** Start of SOURCE MATERIAL **

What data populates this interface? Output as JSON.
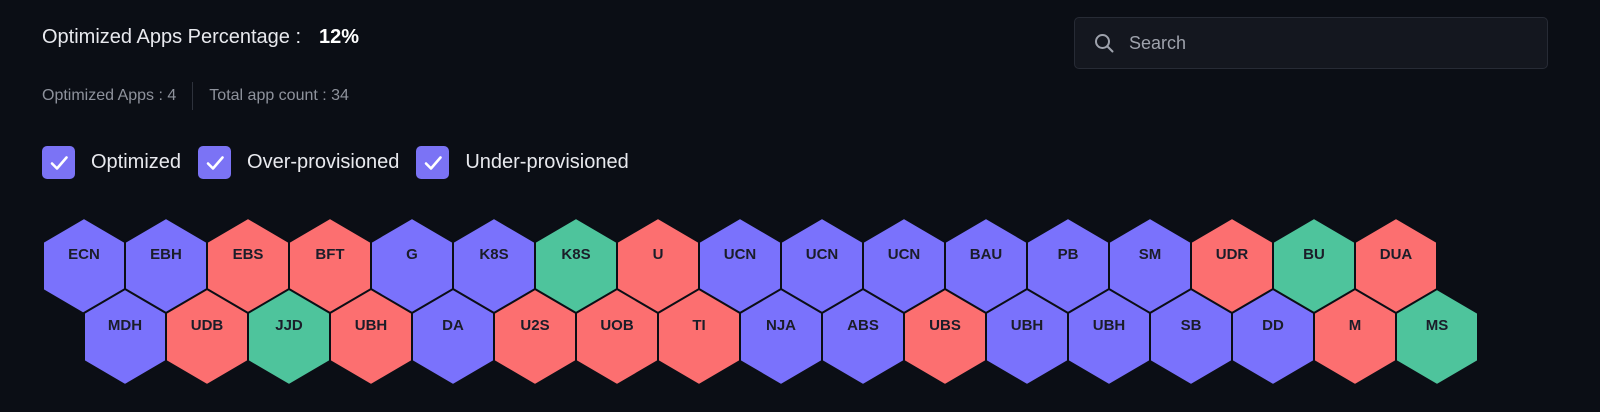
{
  "header": {
    "title_label": "Optimized Apps Percentage :",
    "percentage": "12%"
  },
  "stats": {
    "optimized": "Optimized Apps : 4",
    "total": "Total app count : 34"
  },
  "filters": [
    {
      "label": "Optimized",
      "checked": true
    },
    {
      "label": "Over-provisioned",
      "checked": true
    },
    {
      "label": "Under-provisioned",
      "checked": true
    }
  ],
  "search": {
    "placeholder": "Search",
    "value": ""
  },
  "colors": {
    "optimized": "#4ec49c",
    "over": "#fc6f70",
    "under": "#7a72fc",
    "outline": "#0b0e15"
  },
  "apps": {
    "row1": [
      {
        "name": "ECN",
        "status": "under"
      },
      {
        "name": "EBH",
        "status": "under"
      },
      {
        "name": "EBS",
        "status": "over"
      },
      {
        "name": "BFT",
        "status": "over"
      },
      {
        "name": "G",
        "status": "under"
      },
      {
        "name": "K8S",
        "status": "under"
      },
      {
        "name": "K8S",
        "status": "optimized"
      },
      {
        "name": "U",
        "status": "over"
      },
      {
        "name": "UCN",
        "status": "under"
      },
      {
        "name": "UCN",
        "status": "under"
      },
      {
        "name": "UCN",
        "status": "under"
      },
      {
        "name": "BAU",
        "status": "under"
      },
      {
        "name": "PB",
        "status": "under"
      },
      {
        "name": "SM",
        "status": "under"
      },
      {
        "name": "UDR",
        "status": "over"
      },
      {
        "name": "BU",
        "status": "optimized"
      },
      {
        "name": "DUA",
        "status": "over"
      }
    ],
    "row2": [
      {
        "name": "MDH",
        "status": "under"
      },
      {
        "name": "UDB",
        "status": "over"
      },
      {
        "name": "JJD",
        "status": "optimized"
      },
      {
        "name": "UBH",
        "status": "over"
      },
      {
        "name": "DA",
        "status": "under"
      },
      {
        "name": "U2S",
        "status": "over"
      },
      {
        "name": "UOB",
        "status": "over"
      },
      {
        "name": "TI",
        "status": "over"
      },
      {
        "name": "NJA",
        "status": "under"
      },
      {
        "name": "ABS",
        "status": "under"
      },
      {
        "name": "UBS",
        "status": "over"
      },
      {
        "name": "UBH",
        "status": "under"
      },
      {
        "name": "UBH",
        "status": "under"
      },
      {
        "name": "SB",
        "status": "under"
      },
      {
        "name": "DD",
        "status": "under"
      },
      {
        "name": "M",
        "status": "over"
      },
      {
        "name": "MS",
        "status": "optimized"
      }
    ]
  }
}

** End of SOURCE MATERIAL **

* AIM OF THE EXERCISE
Each line that holds the word "provisioned" should be extracted from the records.

* WRITTEN SOLUTION
      "label": "Over-provisioned",
      "label": "Under-provisioned",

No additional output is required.